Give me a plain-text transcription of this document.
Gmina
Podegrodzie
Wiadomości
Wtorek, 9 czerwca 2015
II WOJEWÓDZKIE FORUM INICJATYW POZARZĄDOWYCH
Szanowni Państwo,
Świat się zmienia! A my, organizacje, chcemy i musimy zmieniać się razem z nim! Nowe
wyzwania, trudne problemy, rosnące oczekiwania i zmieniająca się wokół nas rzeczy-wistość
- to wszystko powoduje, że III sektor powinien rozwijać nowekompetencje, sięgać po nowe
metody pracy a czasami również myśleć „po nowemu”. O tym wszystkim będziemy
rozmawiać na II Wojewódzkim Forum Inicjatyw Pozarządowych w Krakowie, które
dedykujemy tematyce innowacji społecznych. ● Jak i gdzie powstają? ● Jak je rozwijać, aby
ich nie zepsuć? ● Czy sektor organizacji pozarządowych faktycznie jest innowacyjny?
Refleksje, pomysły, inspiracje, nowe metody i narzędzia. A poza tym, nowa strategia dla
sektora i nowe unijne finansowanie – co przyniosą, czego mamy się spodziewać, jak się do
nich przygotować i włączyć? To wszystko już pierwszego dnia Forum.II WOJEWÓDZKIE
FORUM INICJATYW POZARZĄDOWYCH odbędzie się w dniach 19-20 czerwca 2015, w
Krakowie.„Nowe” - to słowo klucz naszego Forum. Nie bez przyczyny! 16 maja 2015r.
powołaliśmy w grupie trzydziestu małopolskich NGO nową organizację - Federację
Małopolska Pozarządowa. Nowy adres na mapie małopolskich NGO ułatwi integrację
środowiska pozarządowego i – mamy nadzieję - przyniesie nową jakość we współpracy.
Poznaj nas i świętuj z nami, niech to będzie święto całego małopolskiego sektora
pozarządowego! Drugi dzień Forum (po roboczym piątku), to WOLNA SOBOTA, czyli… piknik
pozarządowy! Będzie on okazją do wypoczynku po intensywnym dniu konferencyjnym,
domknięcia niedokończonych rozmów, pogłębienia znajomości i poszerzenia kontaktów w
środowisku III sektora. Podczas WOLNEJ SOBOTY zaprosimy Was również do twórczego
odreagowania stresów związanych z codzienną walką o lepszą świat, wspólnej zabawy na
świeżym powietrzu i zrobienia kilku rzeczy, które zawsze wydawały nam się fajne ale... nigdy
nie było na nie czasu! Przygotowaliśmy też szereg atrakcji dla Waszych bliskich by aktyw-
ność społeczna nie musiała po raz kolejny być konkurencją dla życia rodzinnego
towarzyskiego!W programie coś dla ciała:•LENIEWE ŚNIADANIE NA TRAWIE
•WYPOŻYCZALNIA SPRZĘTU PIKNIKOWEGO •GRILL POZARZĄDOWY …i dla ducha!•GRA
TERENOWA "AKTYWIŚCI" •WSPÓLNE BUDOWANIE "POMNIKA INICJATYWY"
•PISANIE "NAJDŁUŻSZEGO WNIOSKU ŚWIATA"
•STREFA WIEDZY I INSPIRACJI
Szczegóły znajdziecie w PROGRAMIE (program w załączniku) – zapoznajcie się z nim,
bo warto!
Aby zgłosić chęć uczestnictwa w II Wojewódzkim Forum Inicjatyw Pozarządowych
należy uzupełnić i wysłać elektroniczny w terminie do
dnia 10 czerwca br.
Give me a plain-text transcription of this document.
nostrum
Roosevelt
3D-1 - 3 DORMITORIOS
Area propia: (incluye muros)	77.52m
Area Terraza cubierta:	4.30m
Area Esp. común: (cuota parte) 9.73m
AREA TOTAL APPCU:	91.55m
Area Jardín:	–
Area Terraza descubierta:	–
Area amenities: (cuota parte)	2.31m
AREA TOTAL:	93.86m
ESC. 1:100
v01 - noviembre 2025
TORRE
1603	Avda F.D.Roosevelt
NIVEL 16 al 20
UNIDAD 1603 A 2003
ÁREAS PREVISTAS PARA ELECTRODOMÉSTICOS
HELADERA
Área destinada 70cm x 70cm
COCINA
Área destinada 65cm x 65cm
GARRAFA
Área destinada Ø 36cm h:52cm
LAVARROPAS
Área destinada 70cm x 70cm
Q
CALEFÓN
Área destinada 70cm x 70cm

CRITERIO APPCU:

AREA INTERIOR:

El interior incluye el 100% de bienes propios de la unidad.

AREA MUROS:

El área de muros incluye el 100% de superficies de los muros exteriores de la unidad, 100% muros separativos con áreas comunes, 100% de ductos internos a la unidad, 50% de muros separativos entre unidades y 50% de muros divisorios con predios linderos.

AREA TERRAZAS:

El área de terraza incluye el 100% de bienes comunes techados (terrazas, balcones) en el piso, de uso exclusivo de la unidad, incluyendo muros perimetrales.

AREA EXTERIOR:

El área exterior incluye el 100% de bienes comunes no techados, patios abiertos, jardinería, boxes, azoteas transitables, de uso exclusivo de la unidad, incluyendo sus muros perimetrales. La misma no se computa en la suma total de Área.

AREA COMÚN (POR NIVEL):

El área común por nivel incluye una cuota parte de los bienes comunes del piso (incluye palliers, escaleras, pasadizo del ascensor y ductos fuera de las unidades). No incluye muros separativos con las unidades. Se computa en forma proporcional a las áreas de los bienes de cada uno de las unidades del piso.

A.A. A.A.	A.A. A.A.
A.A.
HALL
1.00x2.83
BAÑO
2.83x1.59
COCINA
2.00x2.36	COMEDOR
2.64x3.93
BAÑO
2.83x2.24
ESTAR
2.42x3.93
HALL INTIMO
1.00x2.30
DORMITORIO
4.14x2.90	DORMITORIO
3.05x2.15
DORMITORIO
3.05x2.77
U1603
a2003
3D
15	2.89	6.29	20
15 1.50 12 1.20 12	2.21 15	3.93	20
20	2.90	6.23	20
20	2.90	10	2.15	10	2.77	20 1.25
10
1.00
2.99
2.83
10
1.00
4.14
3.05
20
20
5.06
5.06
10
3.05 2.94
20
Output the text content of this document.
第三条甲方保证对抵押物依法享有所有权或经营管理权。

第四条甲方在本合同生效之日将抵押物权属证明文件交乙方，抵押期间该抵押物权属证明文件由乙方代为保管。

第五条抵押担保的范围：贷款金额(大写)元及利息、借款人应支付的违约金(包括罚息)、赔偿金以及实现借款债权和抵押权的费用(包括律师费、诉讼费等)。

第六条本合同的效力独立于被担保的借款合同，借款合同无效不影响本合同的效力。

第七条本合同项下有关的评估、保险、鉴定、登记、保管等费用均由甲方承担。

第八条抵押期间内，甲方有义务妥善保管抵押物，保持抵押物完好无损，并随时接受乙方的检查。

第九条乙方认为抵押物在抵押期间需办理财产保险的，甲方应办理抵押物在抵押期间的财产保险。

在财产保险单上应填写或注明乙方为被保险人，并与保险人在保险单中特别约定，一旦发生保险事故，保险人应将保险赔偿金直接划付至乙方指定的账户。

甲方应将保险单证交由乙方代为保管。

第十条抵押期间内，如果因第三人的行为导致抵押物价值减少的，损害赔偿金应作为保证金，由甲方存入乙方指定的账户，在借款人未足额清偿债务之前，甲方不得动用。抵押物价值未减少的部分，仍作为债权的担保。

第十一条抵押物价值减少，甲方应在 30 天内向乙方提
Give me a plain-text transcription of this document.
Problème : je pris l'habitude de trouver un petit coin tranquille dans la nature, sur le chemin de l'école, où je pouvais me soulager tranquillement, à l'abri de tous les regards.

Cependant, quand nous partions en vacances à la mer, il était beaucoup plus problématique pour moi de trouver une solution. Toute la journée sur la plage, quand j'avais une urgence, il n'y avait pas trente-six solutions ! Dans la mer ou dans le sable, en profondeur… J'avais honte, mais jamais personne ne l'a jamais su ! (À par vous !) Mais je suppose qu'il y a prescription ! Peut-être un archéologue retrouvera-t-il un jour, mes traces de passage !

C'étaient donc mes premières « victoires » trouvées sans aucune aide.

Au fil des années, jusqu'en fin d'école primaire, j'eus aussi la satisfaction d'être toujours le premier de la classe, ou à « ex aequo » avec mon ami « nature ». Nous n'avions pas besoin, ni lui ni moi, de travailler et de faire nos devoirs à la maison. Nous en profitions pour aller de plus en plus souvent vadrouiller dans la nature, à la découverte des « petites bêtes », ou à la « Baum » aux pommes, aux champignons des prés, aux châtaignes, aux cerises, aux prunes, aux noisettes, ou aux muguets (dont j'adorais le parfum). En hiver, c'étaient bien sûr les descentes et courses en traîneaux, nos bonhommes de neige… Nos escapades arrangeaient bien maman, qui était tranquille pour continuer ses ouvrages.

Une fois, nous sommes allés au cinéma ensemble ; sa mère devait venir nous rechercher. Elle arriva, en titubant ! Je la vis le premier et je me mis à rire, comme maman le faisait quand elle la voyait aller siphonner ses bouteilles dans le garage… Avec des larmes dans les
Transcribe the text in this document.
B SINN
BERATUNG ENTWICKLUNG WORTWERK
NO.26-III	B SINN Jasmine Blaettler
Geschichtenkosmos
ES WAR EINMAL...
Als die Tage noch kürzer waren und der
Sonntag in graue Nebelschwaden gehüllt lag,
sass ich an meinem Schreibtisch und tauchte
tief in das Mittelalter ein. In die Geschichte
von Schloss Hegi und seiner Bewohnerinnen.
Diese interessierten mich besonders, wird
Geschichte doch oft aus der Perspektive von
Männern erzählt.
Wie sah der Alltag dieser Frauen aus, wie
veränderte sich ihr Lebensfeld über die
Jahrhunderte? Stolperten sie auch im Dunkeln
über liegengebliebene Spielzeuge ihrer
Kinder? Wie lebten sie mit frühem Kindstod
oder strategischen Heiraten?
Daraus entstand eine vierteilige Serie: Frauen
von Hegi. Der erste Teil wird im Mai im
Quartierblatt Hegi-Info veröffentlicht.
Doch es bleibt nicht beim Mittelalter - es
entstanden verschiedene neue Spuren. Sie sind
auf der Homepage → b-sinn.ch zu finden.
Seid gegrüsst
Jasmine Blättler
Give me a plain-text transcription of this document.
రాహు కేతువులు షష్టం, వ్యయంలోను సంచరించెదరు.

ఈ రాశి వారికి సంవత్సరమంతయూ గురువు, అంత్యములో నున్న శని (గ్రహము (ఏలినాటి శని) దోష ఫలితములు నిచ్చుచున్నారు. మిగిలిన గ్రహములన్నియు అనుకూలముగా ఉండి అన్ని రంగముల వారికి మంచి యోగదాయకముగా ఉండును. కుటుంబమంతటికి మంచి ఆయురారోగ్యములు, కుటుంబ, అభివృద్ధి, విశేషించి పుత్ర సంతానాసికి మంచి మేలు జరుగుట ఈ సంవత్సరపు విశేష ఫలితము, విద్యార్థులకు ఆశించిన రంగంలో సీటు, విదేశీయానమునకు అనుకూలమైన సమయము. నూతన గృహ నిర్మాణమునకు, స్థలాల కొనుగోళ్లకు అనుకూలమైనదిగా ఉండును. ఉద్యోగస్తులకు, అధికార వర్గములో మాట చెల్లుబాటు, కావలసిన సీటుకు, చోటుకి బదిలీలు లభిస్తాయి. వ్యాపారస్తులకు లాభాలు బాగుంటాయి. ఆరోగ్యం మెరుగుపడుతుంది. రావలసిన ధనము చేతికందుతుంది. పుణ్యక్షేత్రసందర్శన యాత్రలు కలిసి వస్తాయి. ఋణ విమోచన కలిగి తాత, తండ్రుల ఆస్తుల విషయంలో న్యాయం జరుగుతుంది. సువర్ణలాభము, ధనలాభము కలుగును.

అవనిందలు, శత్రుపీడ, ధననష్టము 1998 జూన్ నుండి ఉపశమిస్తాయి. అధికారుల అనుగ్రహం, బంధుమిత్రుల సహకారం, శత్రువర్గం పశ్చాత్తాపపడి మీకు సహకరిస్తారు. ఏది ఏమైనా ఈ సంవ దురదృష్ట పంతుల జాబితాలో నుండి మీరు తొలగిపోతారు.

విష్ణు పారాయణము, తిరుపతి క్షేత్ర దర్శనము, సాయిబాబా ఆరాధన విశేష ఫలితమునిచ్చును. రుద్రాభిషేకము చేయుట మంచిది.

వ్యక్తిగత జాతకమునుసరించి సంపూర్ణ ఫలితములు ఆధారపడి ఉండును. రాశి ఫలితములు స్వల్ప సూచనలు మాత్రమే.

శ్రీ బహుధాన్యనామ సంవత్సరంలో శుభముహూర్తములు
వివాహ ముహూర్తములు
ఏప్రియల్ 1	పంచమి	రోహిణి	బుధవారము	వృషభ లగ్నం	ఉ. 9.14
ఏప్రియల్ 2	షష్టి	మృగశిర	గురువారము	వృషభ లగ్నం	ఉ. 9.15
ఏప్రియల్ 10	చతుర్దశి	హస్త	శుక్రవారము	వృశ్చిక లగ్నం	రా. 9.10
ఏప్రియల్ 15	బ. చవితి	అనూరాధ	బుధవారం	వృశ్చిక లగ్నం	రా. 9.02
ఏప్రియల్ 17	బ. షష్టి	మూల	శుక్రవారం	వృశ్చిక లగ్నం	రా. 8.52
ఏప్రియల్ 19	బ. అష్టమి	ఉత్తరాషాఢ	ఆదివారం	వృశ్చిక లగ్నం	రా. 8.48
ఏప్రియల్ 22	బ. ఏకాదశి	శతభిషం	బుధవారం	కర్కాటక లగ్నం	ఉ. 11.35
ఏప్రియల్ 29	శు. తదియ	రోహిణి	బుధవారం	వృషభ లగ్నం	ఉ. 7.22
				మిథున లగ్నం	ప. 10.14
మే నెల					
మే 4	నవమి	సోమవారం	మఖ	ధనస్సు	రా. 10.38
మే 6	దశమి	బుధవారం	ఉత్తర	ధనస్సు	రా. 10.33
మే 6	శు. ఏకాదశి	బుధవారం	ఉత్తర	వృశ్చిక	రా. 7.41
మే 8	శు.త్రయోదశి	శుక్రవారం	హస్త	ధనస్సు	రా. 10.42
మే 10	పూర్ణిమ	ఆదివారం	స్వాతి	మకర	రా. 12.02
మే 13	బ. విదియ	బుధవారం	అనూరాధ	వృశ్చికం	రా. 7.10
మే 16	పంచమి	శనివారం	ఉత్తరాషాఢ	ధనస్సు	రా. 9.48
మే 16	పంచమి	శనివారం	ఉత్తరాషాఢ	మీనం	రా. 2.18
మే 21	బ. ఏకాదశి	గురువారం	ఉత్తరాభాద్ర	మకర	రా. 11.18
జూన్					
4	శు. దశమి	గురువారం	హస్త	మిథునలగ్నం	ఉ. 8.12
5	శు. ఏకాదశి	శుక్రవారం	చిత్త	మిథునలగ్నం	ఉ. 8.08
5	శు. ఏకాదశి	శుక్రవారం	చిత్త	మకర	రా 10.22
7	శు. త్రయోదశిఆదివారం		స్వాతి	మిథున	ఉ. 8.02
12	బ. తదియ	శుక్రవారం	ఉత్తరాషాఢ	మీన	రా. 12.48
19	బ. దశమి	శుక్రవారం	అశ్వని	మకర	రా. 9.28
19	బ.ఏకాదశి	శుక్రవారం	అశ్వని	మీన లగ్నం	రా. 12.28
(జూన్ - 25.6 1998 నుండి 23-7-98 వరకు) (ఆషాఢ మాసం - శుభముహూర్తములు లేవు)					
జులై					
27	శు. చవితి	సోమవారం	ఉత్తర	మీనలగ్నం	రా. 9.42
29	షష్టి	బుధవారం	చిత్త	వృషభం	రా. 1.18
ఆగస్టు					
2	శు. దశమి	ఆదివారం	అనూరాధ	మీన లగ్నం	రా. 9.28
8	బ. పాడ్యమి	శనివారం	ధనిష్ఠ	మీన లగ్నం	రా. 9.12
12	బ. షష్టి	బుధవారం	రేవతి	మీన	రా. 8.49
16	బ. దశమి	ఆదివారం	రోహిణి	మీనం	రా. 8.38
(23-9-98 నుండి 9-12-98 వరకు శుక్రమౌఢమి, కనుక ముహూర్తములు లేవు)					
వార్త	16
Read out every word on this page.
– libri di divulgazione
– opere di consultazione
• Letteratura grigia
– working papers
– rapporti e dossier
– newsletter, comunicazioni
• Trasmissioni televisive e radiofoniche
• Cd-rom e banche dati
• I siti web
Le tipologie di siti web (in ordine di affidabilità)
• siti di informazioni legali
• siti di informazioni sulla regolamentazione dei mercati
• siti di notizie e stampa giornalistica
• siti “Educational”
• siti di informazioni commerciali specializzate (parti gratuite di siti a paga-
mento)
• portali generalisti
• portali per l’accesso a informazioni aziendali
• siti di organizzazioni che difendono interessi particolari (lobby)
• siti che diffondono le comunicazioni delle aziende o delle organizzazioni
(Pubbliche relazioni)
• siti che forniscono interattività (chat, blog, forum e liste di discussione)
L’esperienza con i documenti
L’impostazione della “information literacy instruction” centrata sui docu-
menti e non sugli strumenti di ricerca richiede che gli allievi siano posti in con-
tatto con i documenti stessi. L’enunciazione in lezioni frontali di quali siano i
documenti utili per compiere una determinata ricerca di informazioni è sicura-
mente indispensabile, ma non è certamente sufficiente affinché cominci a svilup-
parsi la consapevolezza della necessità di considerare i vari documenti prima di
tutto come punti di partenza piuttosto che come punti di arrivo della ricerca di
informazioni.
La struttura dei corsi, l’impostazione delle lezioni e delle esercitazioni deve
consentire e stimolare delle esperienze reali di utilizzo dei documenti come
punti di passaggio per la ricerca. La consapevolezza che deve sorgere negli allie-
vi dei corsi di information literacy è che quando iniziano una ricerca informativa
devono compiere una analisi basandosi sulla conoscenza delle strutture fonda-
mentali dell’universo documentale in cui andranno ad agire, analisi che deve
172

------------

#### [What this task involves]
From the listing above, find the number of lines with the word "compiere" in them. Answer with the number only.

#### [Written reply]
2